Given task | Below are records; state how many of their lines hold the word "name", and give only the figure.

(Dataset entries)
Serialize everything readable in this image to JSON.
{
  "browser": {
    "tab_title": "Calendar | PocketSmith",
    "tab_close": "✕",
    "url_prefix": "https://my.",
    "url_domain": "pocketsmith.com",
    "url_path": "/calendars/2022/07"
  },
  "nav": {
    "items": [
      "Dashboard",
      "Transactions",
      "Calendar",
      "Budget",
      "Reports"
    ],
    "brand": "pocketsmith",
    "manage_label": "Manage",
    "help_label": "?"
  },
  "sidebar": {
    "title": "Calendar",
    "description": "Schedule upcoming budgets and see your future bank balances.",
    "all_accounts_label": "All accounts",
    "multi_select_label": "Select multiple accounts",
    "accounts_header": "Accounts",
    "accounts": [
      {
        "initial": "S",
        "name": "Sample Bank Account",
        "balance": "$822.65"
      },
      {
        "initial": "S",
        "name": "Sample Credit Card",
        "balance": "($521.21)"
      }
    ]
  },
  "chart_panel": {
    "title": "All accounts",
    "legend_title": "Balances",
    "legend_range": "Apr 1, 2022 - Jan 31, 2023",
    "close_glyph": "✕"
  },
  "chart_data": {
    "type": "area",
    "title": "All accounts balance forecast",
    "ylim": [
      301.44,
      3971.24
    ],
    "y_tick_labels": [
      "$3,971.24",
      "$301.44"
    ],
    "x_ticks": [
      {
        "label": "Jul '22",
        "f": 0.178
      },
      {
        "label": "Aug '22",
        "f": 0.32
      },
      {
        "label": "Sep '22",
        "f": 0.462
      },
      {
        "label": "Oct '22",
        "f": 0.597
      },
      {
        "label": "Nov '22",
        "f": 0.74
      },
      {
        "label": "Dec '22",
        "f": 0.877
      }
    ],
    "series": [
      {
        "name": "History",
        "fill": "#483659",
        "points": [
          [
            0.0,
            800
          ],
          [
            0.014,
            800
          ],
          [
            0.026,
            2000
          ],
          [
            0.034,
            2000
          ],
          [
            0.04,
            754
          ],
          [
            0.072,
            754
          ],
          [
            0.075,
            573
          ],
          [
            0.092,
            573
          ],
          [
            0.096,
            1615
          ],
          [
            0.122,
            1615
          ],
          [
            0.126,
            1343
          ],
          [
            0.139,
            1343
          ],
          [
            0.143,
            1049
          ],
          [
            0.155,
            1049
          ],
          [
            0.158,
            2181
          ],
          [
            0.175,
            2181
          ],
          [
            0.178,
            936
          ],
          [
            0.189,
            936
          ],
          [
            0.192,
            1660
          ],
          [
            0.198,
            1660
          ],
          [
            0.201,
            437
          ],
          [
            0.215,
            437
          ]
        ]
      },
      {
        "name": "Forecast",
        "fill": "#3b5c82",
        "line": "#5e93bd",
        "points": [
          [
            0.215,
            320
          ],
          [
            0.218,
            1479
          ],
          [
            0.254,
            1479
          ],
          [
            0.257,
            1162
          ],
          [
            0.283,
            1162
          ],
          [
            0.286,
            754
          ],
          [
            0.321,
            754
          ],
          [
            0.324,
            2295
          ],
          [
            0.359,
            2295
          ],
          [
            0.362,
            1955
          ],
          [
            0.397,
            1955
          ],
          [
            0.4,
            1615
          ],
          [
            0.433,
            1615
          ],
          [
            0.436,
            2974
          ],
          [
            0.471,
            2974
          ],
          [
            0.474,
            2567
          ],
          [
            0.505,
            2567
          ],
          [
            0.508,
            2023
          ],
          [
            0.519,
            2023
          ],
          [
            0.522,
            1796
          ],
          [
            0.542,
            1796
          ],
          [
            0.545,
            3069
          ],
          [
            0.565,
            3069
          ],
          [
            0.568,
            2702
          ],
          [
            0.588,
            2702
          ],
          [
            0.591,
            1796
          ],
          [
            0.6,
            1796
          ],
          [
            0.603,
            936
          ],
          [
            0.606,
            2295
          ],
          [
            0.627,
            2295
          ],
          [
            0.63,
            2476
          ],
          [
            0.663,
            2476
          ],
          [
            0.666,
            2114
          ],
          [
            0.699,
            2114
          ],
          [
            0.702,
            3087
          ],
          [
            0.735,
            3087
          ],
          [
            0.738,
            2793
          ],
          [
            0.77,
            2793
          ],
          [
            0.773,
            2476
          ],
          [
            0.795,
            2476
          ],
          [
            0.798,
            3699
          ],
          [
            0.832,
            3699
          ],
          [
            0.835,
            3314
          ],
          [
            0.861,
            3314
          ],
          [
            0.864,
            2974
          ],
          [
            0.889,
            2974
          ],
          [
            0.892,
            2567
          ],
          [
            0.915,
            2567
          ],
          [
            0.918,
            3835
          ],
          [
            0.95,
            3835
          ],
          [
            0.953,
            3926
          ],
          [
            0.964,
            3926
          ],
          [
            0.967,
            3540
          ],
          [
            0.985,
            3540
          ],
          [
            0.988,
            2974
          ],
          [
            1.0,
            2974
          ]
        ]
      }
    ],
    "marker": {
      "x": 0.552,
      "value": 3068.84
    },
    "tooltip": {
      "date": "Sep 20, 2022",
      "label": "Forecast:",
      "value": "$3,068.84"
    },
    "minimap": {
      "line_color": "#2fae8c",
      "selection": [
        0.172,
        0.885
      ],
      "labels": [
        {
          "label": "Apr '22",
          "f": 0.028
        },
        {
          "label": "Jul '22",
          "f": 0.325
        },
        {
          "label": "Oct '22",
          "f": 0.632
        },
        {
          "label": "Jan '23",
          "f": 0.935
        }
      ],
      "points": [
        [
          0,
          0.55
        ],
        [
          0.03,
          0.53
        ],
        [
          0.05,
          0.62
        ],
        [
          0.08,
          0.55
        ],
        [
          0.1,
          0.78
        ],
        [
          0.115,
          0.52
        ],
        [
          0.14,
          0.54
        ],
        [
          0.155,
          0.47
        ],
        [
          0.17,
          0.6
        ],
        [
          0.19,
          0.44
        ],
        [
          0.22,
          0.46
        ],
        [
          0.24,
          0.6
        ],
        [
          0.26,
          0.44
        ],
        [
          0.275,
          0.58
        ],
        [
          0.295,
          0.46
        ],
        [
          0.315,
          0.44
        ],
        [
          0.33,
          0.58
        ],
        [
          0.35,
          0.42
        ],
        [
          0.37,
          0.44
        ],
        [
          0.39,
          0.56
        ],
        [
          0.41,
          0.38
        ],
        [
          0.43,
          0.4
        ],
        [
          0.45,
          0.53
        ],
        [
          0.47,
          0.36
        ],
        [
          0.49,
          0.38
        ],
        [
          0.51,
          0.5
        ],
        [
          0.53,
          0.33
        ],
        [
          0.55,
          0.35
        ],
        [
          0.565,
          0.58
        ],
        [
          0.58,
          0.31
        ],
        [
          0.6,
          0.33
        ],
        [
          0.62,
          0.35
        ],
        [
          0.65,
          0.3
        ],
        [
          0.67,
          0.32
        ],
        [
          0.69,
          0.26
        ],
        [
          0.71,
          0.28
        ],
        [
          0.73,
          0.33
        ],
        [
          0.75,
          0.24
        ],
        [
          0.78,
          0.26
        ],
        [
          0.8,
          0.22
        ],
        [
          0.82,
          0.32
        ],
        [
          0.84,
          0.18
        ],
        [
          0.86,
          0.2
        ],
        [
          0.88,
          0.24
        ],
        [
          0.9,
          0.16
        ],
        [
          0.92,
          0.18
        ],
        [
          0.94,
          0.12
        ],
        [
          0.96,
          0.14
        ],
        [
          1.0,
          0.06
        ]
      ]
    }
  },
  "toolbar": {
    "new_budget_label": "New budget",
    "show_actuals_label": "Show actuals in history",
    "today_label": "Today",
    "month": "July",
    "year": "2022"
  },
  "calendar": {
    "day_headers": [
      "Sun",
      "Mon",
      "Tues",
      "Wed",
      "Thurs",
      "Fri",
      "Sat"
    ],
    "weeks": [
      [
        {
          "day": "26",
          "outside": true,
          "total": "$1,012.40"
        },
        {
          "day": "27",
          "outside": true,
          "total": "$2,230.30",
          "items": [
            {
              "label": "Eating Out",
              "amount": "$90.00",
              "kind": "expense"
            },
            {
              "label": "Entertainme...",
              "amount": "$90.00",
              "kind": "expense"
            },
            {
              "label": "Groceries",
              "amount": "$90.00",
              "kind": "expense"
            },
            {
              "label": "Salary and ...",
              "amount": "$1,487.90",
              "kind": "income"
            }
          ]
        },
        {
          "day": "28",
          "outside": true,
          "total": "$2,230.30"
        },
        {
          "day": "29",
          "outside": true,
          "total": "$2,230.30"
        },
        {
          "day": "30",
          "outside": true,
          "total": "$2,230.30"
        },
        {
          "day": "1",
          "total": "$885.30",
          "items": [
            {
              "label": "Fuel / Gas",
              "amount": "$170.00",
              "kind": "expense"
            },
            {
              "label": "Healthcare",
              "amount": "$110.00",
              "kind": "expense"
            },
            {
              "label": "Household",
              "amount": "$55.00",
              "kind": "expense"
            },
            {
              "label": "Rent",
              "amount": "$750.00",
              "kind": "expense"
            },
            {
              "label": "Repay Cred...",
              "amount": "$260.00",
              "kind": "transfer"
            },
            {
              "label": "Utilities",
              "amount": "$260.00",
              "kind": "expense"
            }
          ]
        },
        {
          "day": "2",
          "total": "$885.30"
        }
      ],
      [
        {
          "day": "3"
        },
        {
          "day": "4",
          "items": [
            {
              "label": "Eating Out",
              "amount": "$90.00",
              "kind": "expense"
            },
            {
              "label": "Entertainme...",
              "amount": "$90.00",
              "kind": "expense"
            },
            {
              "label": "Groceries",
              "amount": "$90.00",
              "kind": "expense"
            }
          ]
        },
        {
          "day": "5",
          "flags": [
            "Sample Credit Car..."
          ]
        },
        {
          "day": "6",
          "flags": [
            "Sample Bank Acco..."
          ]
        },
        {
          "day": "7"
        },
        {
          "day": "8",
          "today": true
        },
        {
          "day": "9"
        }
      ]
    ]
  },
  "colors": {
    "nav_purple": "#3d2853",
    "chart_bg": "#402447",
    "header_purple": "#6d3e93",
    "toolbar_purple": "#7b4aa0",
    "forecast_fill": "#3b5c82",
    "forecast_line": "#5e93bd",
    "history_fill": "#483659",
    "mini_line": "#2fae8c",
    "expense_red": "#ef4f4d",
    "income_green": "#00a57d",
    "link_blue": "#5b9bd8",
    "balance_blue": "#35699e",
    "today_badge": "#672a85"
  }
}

Final result | 4